What the task asks:
Copy each line that contains the string "Past".

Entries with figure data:
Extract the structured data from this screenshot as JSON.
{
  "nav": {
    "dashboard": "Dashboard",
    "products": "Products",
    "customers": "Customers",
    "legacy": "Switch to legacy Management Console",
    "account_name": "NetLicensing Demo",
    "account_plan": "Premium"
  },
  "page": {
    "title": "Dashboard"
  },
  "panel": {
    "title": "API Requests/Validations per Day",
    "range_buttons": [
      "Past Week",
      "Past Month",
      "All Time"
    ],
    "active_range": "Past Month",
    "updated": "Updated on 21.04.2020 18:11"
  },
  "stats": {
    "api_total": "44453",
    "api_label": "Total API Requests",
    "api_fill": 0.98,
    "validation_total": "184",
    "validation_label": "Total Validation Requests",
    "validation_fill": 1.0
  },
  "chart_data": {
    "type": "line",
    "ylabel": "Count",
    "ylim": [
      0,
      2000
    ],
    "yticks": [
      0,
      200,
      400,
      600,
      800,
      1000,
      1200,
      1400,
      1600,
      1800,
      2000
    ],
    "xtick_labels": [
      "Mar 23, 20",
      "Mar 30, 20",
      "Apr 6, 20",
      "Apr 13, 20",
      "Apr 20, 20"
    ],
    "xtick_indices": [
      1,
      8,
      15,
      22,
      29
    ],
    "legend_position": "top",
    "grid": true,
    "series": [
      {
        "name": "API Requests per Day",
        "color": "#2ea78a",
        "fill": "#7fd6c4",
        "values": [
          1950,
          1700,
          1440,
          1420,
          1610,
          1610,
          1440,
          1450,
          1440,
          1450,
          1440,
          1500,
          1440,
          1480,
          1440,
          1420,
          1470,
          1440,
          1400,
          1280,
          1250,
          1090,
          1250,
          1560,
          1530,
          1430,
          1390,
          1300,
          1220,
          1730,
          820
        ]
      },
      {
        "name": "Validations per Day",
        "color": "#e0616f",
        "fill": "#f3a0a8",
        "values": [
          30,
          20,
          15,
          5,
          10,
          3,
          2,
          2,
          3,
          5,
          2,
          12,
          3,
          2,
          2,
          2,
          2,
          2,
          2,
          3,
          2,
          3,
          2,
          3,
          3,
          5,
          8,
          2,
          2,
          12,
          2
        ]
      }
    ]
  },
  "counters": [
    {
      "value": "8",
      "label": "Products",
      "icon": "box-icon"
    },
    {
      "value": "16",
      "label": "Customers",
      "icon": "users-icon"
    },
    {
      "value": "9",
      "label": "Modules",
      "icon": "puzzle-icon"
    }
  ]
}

Exercise output:
      "Past Week",
      "Past Month",
    "active_range": "Past Month",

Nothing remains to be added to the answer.